§ **What you are asked to do**
Go through the entries below and print each one exactly, leaving out pictures.

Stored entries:

..............................

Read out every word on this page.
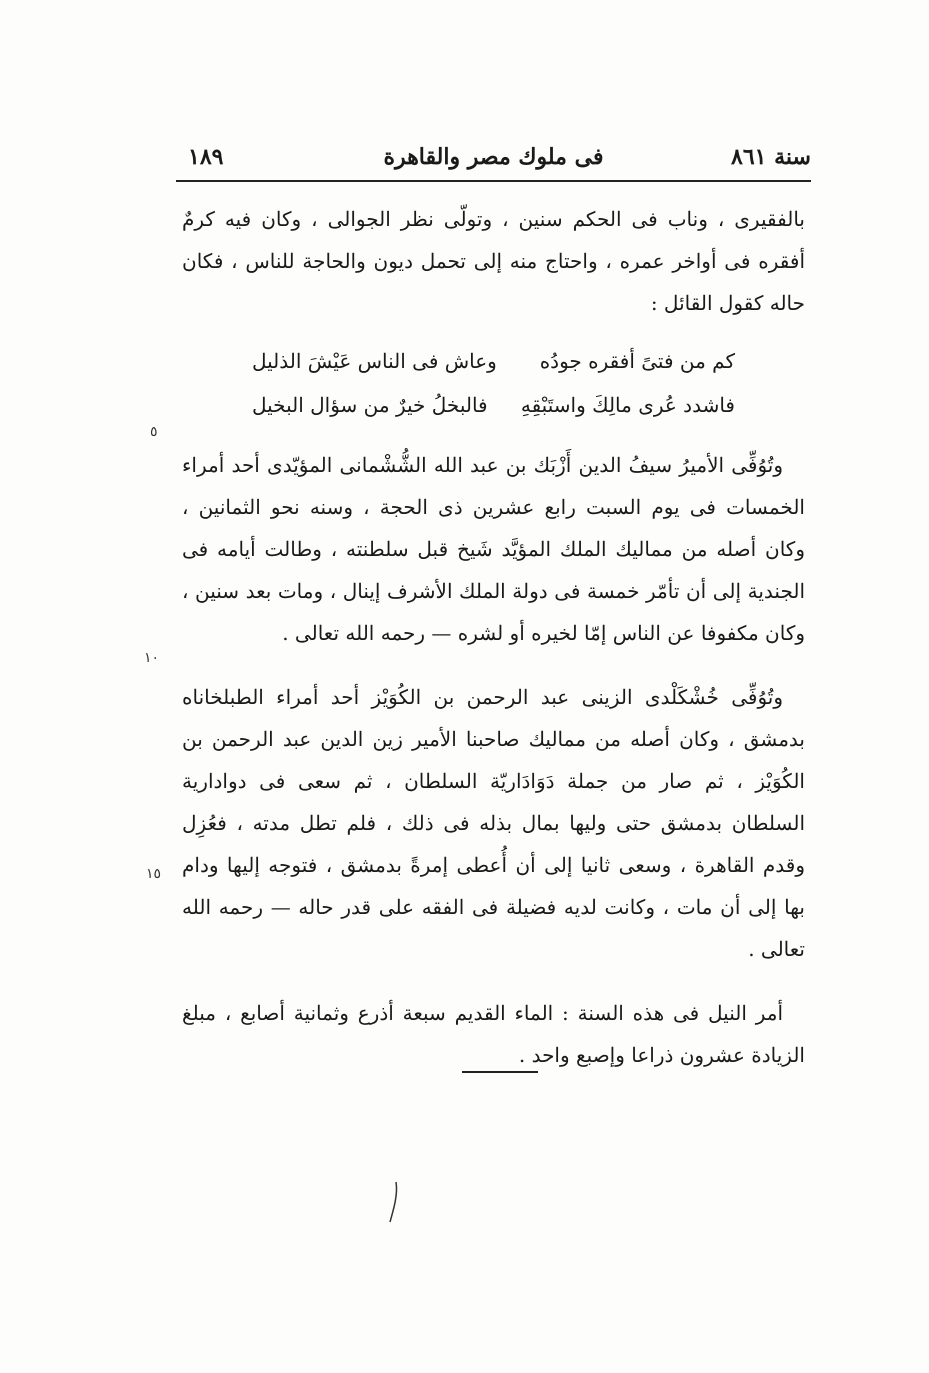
سنة ٨٦١
فى ملوك مصر والقاهرة
١٨٩

بالفقيرى ، وناب فى الحكم سنين ، وتولّى نظر الجوالى ، وكان فيه كرمٌ أفقره فى أواخر عمره ، واحتاج منه إلى تحمل ديون والحاجة للناس ، فكان حاله كقول القائل :

كم من فتىً أفقره جودُه
وعاش فى الناس عَيْشَ الذليل
فاشدد عُرى مالِكَ واستَبْقِهِ
فالبخلُ خيرٌ من سؤال البخيل

وتُوُفِّى الأميرُ سيفُ الدين أَزْبَك بن عبد الله الشُّشْمانى المؤيّدى أحد أمراء الخمسات فى يوم السبت رابع عشرين ذى الحجة ، وسنه نحو الثمانين ، وكان أصله من مماليك الملك المؤيَّد شَيخ قبل سلطنته ، وطالت أيامه فى الجندية إلى أن تأمّر خمسة فى دولة الملك الأشرف إينال ، ومات بعد سنين ، وكان مكفوفا عن الناس إمّا لخيره أو لشره — رحمه الله تعالى .

وتُوُفِّى خُشْكَلْدى الزينى عبد الرحمن بن الكُوَيْز أحد أمراء الطبلخاناه بدمشق ، وكان أصله من مماليك صاحبنا الأمير زين الدين عبد الرحمن بن الكُوَيْز ، ثم صار من جملة دَوَادَاريّة السلطان ، ثم سعى فى دوادارية السلطان بدمشق حتى وليها بمال بذله فى ذلك ، فلم تطل مدته ، فعُزِل وقدم القاهرة ، وسعى ثانيا إلى أن أُعطى إمرةً بدمشق ، فتوجه إليها ودام بها إلى أن مات ، وكانت لديه فضيلة فى الفقه على قدر حاله — رحمه الله تعالى .

أمر النيل فى هذه السنة : الماء القديم سبعة أذرع وثمانية أصابع ، مبلغ الزيادة عشرون ذراعا وإصبع واحد .

٥
١٠
١٥
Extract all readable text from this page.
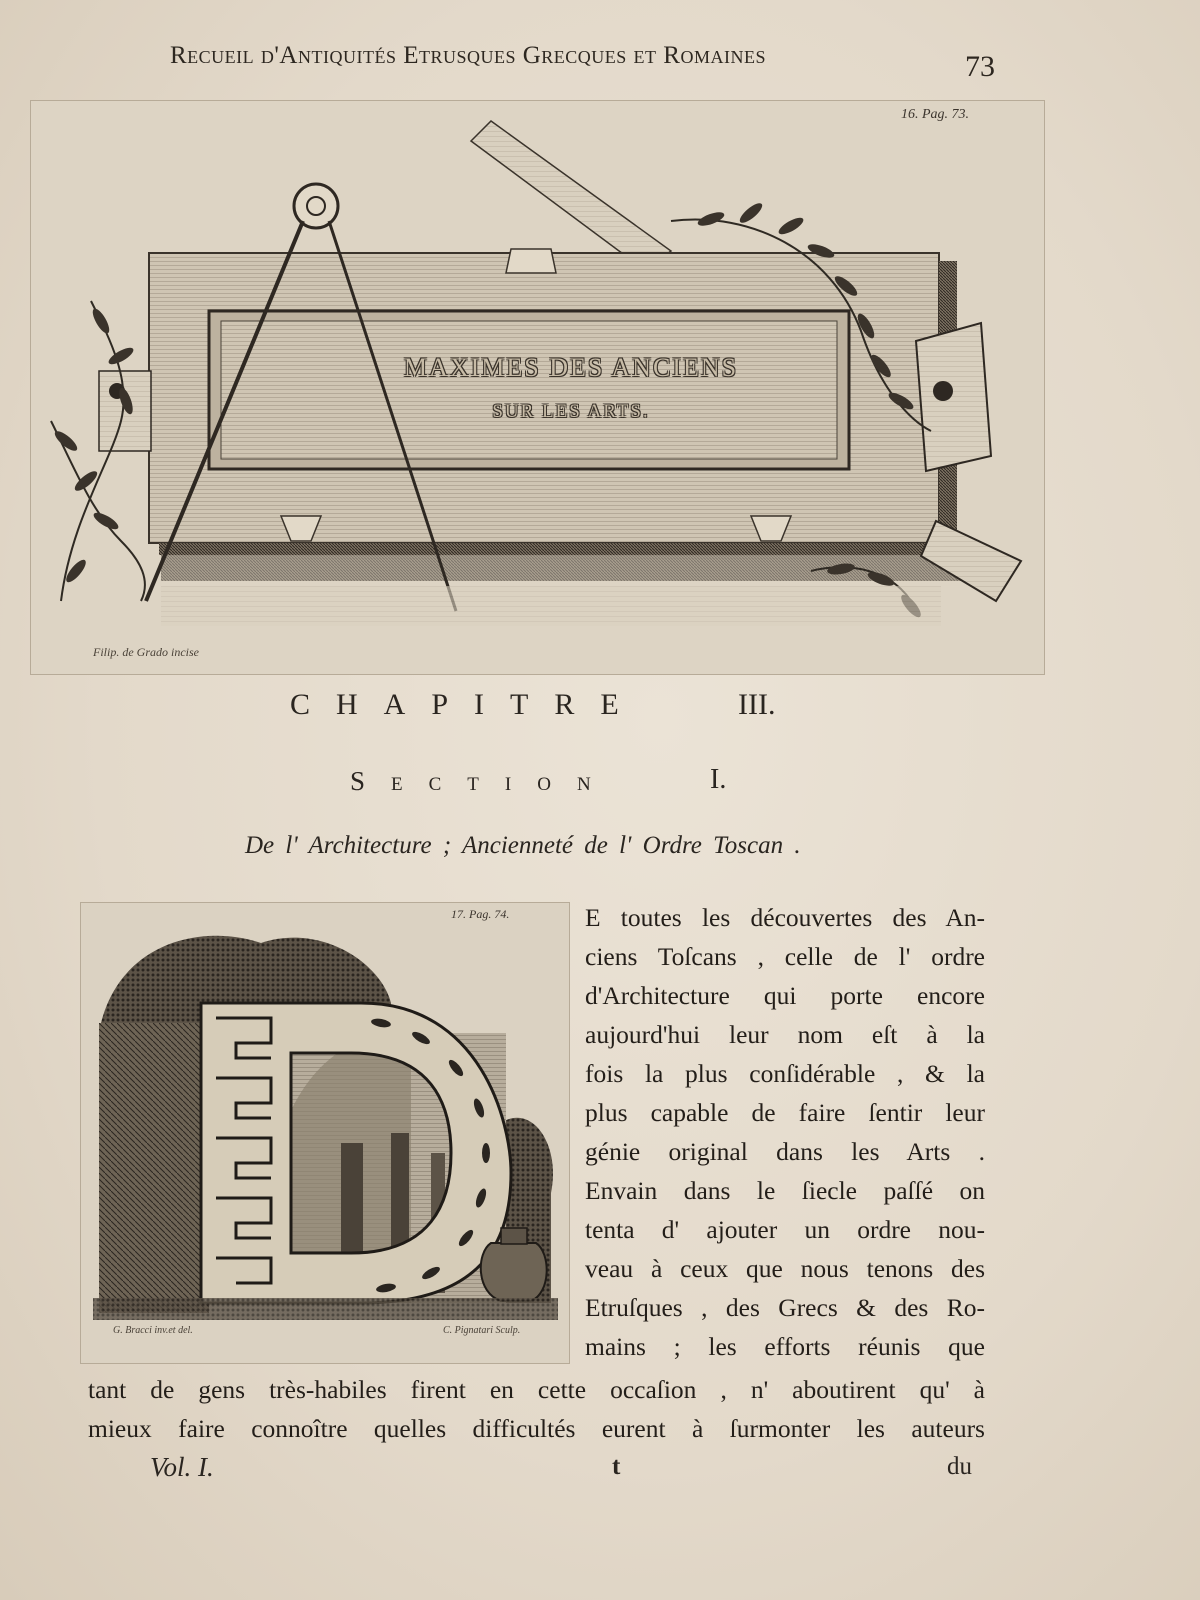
Recueil d'Antiquités Etrusques Grecques et Romaines	73
MAXIMES DES ANCIENS
SUR LES ARTS.
16. Pag. 73.
Filip. de Grado incise
CHAPITRE	III.
Section	I.
De l' Architecture ; Ancienneté de l' Ordre Toscan .
17. Pag. 74.
G. Bracci inv.et del.	C. Pignatari Sculp.
E toutes les découvertes des An-
ciens Toſcans , celle de l' ordre
d'Architecture qui porte encore
aujourd'hui leur nom eſt à la
fois la plus conſidérable , & la
plus capable de faire ſentir leur
génie original dans les Arts .
Envain dans le ſiecle paſſé on
tenta d' ajouter un ordre nou-
veau à ceux que nous tenons des
Etruſques , des Grecs & des Ro-
mains ; les efforts réunis que
tant de gens très-habiles firent en cette occaſion , n' aboutirent qu' à
mieux faire connoître quelles difficultés eurent à ſurmonter les auteurs
Vol. I.	t	du
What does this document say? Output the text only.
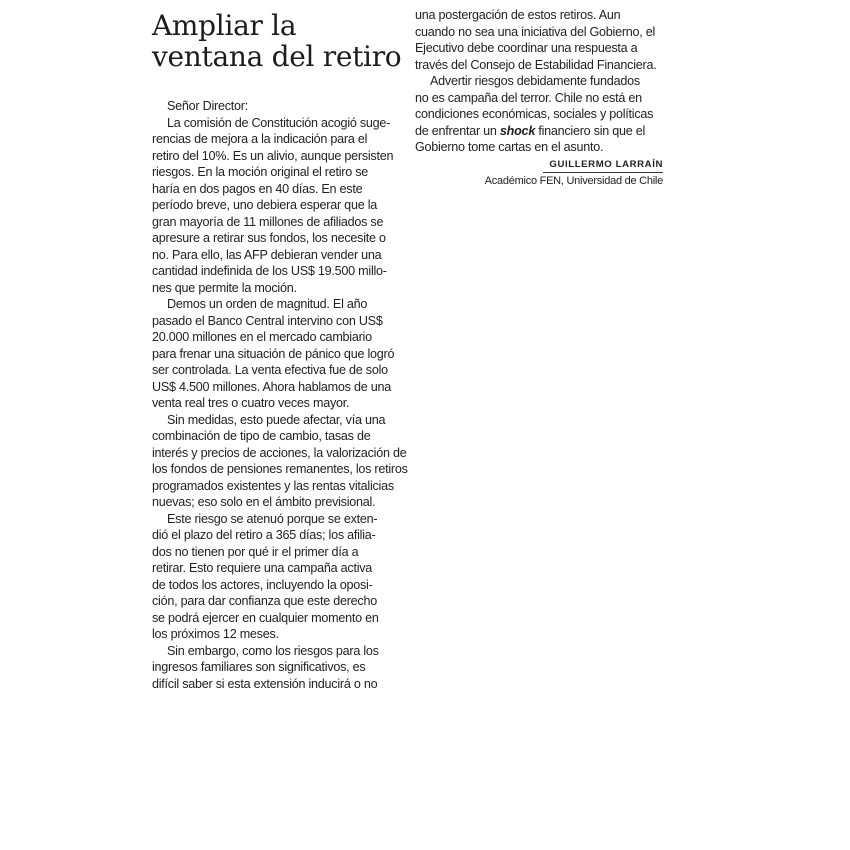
Ampliar la
ventana del retiro
Señor Director:
La comisión de Constitución acogió suge-
rencias de mejora a la indicación para el
retiro del 10%. Es un alivio, aunque persisten
riesgos. En la moción original el retiro se
haría en dos pagos en 40 días. En este
período breve, uno debiera esperar que la
gran mayoría de 11 millones de afiliados se
apresure a retirar sus fondos, los necesite o
no. Para ello, las AFP debieran vender una
cantidad indefinida de los US$ 19.500 millo-
nes que permite la moción.
Demos un orden de magnitud. El año
pasado el Banco Central intervino con US$
20.000 millones en el mercado cambiario
para frenar una situación de pánico que logró
ser controlada. La venta efectiva fue de solo
US$ 4.500 millones. Ahora hablamos de una
venta real tres o cuatro veces mayor.
Sin medidas, esto puede afectar, vía una
combinación de tipo de cambio, tasas de
interés y precios de acciones, la valorización de
los fondos de pensiones remanentes, los retiros
programados existentes y las rentas vitalicias
nuevas; eso solo en el ámbito previsional.
Este riesgo se atenuó porque se exten-
dió el plazo del retiro a 365 días; los afilia-
dos no tienen por qué ir el primer día a
retirar. Esto requiere una campaña activa
de todos los actores, incluyendo la oposi-
ción, para dar confianza que este derecho
se podrá ejercer en cualquier momento en
los próximos 12 meses.
Sin embargo, como los riesgos para los
ingresos familiares son significativos, es
difícil saber si esta extensión inducirá o no
una postergación de estos retiros. Aun
cuando no sea una iniciativa del Gobierno, el
Ejecutivo debe coordinar una respuesta a
través del Consejo de Estabilidad Financiera.
Advertir riesgos debidamente fundados
no es campaña del terror. Chile no está en
condiciones económicas, sociales y políticas
de enfrentar un shock financiero sin que el
Gobierno tome cartas en el asunto.
GUILLERMO LARRAÍN
Académico FEN, Universidad de Chile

..............................

§ **Response for this exercise**
Read out every word on this page.
سنة ٨٦١
فى ملوك مصر والقاهرة
١٨٩

بالفقيرى ، وناب فى الحكم سنين ، وتولّى نظر الجوالى ، وكان فيه كرمٌ أفقره فى أواخر عمره ، واحتاج منه إلى تحمل ديون والحاجة للناس ، فكان حاله كقول القائل :

كم من فتىً أفقره جودُه
وعاش فى الناس عَيْشَ الذليل
فاشدد عُرى مالِكَ واستَبْقِهِ
فالبخلُ خيرٌ من سؤال البخيل

وتُوُفِّى الأميرُ سيفُ الدين أَزْبَك بن عبد الله الشُّشْمانى المؤيّدى أحد أمراء الخمسات فى يوم السبت رابع عشرين ذى الحجة ، وسنه نحو الثمانين ، وكان أصله من مماليك الملك المؤيَّد شَيخ قبل سلطنته ، وطالت أيامه فى الجندية إلى أن تأمّر خمسة فى دولة الملك الأشرف إينال ، ومات بعد سنين ، وكان مكفوفا عن الناس إمّا لخيره أو لشره — رحمه الله تعالى .

وتُوُفِّى خُشْكَلْدى الزينى عبد الرحمن بن الكُوَيْز أحد أمراء الطبلخاناه بدمشق ، وكان أصله من مماليك صاحبنا الأمير زين الدين عبد الرحمن بن الكُوَيْز ، ثم صار من جملة دَوَادَاريّة السلطان ، ثم سعى فى دوادارية السلطان بدمشق حتى وليها بمال بذله فى ذلك ، فلم تطل مدته ، فعُزِل وقدم القاهرة ، وسعى ثانيا إلى أن أُعطى إمرةً بدمشق ، فتوجه إليها ودام بها إلى أن مات ، وكانت لديه فضيلة فى الفقه على قدر حاله — رحمه الله تعالى .

أمر النيل فى هذه السنة : الماء القديم سبعة أذرع وثمانية أصابع ، مبلغ الزيادة عشرون ذراعا وإصبع واحد .

٥
١٠
١٥
Extract all readable text from this page.
Recueil d'Antiquités Etrusques Grecques et Romaines	73
MAXIMES DES ANCIENS
SUR LES ARTS.
16. Pag. 73.
Filip. de Grado incise
CHAPITRE	III.
Section	I.
De l' Architecture ; Ancienneté de l' Ordre Toscan .
17. Pag. 74.
G. Bracci inv.et del.	C. Pignatari Sculp.
E toutes les découvertes des An-
ciens Toſcans , celle de l' ordre
d'Architecture qui porte encore
aujourd'hui leur nom eſt à la
fois la plus conſidérable , & la
plus capable de faire ſentir leur
génie original dans les Arts .
Envain dans le ſiecle paſſé on
tenta d' ajouter un ordre nou-
veau à ceux que nous tenons des
Etruſques , des Grecs & des Ro-
mains ; les efforts réunis que
tant de gens très-habiles firent en cette occaſion , n' aboutirent qu' à
mieux faire connoître quelles difficultés eurent à ſurmonter les auteurs
Vol. I.	t	du
What does this document say? Output the text only.
Ampliar la
ventana del retiro
Señor Director:
La comisión de Constitución acogió suge-
rencias de mejora a la indicación para el
retiro del 10%. Es un alivio, aunque persisten
riesgos. En la moción original el retiro se
haría en dos pagos en 40 días. En este
período breve, uno debiera esperar que la
gran mayoría de 11 millones de afiliados se
apresure a retirar sus fondos, los necesite o
no. Para ello, las AFP debieran vender una
cantidad indefinida de los US$ 19.500 millo-
nes que permite la moción.
Demos un orden de magnitud. El año
pasado el Banco Central intervino con US$
20.000 millones en el mercado cambiario
para frenar una situación de pánico que logró
ser controlada. La venta efectiva fue de solo
US$ 4.500 millones. Ahora hablamos de una
venta real tres o cuatro veces mayor.
Sin medidas, esto puede afectar, vía una
combinación de tipo de cambio, tasas de
interés y precios de acciones, la valorización de
los fondos de pensiones remanentes, los retiros
programados existentes y las rentas vitalicias
nuevas; eso solo en el ámbito previsional.
Este riesgo se atenuó porque se exten-
dió el plazo del retiro a 365 días; los afilia-
dos no tienen por qué ir el primer día a
retirar. Esto requiere una campaña activa
de todos los actores, incluyendo la oposi-
ción, para dar confianza que este derecho
se podrá ejercer en cualquier momento en
los próximos 12 meses.
Sin embargo, como los riesgos para los
ingresos familiares son significativos, es
difícil saber si esta extensión inducirá o no
una postergación de estos retiros. Aun
cuando no sea una iniciativa del Gobierno, el
Ejecutivo debe coordinar una respuesta a
través del Consejo de Estabilidad Financiera.
Advertir riesgos debidamente fundados
no es campaña del terror. Chile no está en
condiciones económicas, sociales y políticas
de enfrentar un shock financiero sin que el
Gobierno tome cartas en el asunto.
GUILLERMO LARRAÍN
Académico FEN, Universidad de Chile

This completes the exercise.